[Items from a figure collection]
☆ ☆ ☆ ☆ ☆ ☆ ☆

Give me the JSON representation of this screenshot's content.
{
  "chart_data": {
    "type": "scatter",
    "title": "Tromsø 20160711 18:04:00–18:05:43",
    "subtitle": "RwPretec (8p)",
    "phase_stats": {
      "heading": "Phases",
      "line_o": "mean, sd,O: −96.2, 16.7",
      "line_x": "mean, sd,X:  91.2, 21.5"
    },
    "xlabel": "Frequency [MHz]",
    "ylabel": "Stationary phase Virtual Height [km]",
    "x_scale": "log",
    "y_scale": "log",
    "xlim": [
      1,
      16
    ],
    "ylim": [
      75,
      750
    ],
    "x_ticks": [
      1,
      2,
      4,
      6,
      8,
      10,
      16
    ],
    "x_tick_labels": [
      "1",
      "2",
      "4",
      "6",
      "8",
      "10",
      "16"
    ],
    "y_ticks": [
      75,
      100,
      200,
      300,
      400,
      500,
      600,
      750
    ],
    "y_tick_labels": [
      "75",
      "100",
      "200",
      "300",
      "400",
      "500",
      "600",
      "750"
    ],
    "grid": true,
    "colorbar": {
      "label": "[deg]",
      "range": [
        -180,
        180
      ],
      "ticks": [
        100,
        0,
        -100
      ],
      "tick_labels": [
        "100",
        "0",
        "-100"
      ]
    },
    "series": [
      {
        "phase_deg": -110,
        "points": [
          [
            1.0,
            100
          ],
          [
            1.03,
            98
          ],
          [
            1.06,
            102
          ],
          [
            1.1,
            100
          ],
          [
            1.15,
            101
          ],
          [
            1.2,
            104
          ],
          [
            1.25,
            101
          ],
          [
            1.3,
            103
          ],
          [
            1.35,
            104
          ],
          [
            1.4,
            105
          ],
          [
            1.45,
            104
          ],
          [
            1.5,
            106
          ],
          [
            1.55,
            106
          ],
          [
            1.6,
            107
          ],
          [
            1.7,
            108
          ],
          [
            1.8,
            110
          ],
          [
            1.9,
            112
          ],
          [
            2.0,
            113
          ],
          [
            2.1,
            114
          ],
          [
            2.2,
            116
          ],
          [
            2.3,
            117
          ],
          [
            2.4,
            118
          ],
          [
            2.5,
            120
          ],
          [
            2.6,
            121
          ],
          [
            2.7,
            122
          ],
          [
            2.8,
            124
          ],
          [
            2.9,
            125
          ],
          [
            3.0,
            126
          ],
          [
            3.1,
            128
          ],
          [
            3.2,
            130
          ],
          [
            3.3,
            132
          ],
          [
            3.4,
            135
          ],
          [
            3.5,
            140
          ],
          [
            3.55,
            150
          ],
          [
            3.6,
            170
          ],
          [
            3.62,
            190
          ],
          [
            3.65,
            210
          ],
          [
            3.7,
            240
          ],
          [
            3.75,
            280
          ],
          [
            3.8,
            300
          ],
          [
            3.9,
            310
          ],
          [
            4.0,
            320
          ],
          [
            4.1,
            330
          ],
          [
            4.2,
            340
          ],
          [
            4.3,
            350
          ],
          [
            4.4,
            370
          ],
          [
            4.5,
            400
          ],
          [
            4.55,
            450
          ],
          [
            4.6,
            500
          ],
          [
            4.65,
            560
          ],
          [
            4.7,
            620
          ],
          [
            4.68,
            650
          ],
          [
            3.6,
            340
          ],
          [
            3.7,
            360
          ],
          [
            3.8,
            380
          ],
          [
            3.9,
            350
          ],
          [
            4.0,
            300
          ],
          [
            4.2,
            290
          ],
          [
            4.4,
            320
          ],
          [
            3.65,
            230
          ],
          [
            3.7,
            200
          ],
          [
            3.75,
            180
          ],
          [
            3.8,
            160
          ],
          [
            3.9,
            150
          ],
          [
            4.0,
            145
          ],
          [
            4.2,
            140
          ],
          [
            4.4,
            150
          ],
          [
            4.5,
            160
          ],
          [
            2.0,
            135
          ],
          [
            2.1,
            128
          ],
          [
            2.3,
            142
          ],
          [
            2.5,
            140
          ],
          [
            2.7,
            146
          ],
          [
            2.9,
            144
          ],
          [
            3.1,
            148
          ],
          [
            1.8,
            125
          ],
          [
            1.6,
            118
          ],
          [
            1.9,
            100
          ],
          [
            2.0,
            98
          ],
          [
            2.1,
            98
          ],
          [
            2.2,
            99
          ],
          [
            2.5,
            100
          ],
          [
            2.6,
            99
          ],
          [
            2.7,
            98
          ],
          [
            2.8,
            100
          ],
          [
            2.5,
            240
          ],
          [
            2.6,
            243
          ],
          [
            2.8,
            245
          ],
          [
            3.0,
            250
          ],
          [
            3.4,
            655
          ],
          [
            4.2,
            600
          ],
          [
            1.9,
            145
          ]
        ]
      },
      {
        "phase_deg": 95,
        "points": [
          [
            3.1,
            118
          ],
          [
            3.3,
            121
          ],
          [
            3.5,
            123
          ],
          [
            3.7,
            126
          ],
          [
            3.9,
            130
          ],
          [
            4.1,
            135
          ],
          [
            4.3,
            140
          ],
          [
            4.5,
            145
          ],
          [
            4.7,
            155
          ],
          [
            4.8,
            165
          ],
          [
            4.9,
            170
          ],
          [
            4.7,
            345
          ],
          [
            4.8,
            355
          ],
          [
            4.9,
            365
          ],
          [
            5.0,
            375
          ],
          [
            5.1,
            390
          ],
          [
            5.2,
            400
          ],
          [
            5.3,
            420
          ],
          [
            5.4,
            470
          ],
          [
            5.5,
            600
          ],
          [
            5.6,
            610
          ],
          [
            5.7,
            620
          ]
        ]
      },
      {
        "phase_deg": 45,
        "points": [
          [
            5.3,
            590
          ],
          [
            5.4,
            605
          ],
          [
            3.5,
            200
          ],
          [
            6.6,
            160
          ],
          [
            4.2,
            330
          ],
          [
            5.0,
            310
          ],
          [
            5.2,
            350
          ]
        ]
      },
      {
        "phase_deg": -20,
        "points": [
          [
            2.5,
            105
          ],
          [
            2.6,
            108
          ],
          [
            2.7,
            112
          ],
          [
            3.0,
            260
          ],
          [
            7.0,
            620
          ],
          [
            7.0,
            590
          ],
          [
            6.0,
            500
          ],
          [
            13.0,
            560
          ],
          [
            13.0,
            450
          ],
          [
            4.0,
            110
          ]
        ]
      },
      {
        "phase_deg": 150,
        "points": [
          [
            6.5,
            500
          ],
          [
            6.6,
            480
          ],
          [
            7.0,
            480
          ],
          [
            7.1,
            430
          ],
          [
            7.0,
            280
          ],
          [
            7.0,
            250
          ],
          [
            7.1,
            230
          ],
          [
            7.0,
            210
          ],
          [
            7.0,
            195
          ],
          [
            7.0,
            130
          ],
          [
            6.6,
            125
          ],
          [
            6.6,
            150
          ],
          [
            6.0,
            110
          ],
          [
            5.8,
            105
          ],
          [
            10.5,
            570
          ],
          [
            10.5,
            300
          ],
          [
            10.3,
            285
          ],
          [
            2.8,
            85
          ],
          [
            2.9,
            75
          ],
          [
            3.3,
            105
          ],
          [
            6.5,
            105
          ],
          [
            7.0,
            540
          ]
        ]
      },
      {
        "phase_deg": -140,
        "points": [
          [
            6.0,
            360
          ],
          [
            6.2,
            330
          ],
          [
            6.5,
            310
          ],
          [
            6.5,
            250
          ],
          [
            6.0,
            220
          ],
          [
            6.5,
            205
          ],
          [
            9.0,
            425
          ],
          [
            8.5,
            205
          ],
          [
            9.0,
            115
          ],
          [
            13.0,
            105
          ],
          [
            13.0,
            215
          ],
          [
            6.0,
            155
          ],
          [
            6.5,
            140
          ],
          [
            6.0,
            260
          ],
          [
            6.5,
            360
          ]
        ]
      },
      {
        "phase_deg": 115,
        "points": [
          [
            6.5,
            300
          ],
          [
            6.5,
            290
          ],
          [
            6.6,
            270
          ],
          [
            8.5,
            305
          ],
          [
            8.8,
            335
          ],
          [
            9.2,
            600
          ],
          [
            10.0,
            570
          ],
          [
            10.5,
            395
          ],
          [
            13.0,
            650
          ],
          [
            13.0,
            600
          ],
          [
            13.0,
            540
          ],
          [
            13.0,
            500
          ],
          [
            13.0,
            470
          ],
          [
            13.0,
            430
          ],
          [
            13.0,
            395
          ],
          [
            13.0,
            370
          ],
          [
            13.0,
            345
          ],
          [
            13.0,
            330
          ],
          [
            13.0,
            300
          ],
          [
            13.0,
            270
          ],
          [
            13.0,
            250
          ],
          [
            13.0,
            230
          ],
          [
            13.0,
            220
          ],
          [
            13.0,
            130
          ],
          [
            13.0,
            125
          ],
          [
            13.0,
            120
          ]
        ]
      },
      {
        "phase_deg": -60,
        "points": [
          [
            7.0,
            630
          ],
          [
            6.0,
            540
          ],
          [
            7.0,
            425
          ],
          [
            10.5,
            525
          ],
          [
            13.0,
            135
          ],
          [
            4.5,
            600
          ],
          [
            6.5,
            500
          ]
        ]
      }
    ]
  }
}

☆ ☆ ☆ ☆ ☆ ☆ ☆

Set task: Lines from the records above that hold "mean" are the ones to list.

Answer for this exercise:
      "line_o": "mean, sd,O: −96.2, 16.7",
      "line_x": "mean, sd,X:  91.2, 21.5"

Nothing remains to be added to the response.